Rows from a dataset

>> BEGIN

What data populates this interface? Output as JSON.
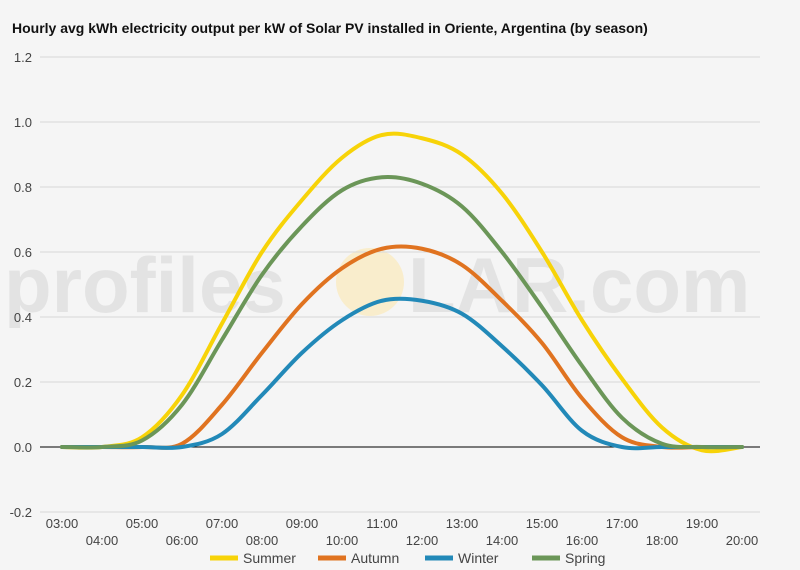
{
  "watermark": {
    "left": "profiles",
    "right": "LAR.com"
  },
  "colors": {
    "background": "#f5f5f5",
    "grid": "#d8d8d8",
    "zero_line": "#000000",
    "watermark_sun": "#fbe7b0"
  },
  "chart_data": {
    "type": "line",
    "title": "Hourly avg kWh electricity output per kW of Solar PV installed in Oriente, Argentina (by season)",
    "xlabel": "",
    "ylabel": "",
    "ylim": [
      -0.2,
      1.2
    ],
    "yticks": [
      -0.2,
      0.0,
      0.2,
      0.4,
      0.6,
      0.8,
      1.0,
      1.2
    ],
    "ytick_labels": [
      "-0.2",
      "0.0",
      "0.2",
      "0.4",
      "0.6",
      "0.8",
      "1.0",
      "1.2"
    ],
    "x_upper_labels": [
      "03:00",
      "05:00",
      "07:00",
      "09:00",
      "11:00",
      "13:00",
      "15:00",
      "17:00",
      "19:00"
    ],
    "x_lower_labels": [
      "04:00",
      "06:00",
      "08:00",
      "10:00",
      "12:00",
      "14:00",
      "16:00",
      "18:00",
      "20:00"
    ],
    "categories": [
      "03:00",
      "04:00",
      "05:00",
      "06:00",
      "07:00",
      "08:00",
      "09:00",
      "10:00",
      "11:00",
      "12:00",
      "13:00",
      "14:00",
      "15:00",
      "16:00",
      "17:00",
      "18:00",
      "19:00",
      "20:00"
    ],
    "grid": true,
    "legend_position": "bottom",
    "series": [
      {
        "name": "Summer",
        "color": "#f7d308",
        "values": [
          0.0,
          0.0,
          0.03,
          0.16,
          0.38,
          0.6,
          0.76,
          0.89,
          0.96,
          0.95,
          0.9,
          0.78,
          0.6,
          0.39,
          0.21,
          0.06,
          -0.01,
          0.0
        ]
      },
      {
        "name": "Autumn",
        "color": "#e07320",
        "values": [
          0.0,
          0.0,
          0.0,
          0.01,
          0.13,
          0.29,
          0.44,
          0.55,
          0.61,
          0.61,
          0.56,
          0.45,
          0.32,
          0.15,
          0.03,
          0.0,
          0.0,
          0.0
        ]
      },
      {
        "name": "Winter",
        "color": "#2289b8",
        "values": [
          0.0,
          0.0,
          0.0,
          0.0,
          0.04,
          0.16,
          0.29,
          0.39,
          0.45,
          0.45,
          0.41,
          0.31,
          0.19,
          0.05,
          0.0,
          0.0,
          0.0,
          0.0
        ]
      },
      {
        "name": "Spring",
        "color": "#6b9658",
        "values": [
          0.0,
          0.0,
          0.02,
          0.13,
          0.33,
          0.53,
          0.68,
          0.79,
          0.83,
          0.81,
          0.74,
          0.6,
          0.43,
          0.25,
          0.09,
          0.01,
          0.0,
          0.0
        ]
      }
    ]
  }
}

>> END

*WORK INSTRUCTIONS:* Copy each line in full and exactly, omitting any picture.

*EXERCISE ANSWER:*
What data populates this interface? Output as JSON.
{
  "watermark": {
    "left": "profiles",
    "right": "LAR.com"
  },
  "colors": {
    "background": "#f5f5f5",
    "grid": "#d8d8d8",
    "zero_line": "#000000",
    "watermark_sun": "#fbe7b0"
  },
  "chart_data": {
    "type": "line",
    "title": "Hourly avg kWh electricity output per kW of Solar PV installed in Oriente, Argentina (by season)",
    "xlabel": "",
    "ylabel": "",
    "ylim": [
      -0.2,
      1.2
    ],
    "yticks": [
      -0.2,
      0.0,
      0.2,
      0.4,
      0.6,
      0.8,
      1.0,
      1.2
    ],
    "ytick_labels": [
      "-0.2",
      "0.0",
      "0.2",
      "0.4",
      "0.6",
      "0.8",
      "1.0",
      "1.2"
    ],
    "x_upper_labels": [
      "03:00",
      "05:00",
      "07:00",
      "09:00",
      "11:00",
      "13:00",
      "15:00",
      "17:00",
      "19:00"
    ],
    "x_lower_labels": [
      "04:00",
      "06:00",
      "08:00",
      "10:00",
      "12:00",
      "14:00",
      "16:00",
      "18:00",
      "20:00"
    ],
    "categories": [
      "03:00",
      "04:00",
      "05:00",
      "06:00",
      "07:00",
      "08:00",
      "09:00",
      "10:00",
      "11:00",
      "12:00",
      "13:00",
      "14:00",
      "15:00",
      "16:00",
      "17:00",
      "18:00",
      "19:00",
      "20:00"
    ],
    "grid": true,
    "legend_position": "bottom",
    "series": [
      {
        "name": "Summer",
        "color": "#f7d308",
        "values": [
          0.0,
          0.0,
          0.03,
          0.16,
          0.38,
          0.6,
          0.76,
          0.89,
          0.96,
          0.95,
          0.9,
          0.78,
          0.6,
          0.39,
          0.21,
          0.06,
          -0.01,
          0.0
        ]
      },
      {
        "name": "Autumn",
        "color": "#e07320",
        "values": [
          0.0,
          0.0,
          0.0,
          0.01,
          0.13,
          0.29,
          0.44,
          0.55,
          0.61,
          0.61,
          0.56,
          0.45,
          0.32,
          0.15,
          0.03,
          0.0,
          0.0,
          0.0
        ]
      },
      {
        "name": "Winter",
        "color": "#2289b8",
        "values": [
          0.0,
          0.0,
          0.0,
          0.0,
          0.04,
          0.16,
          0.29,
          0.39,
          0.45,
          0.45,
          0.41,
          0.31,
          0.19,
          0.05,
          0.0,
          0.0,
          0.0,
          0.0
        ]
      },
      {
        "name": "Spring",
        "color": "#6b9658",
        "values": [
          0.0,
          0.0,
          0.02,
          0.13,
          0.33,
          0.53,
          0.68,
          0.79,
          0.83,
          0.81,
          0.74,
          0.6,
          0.43,
          0.25,
          0.09,
          0.01,
          0.0,
          0.0
        ]
      }
    ]
  }
}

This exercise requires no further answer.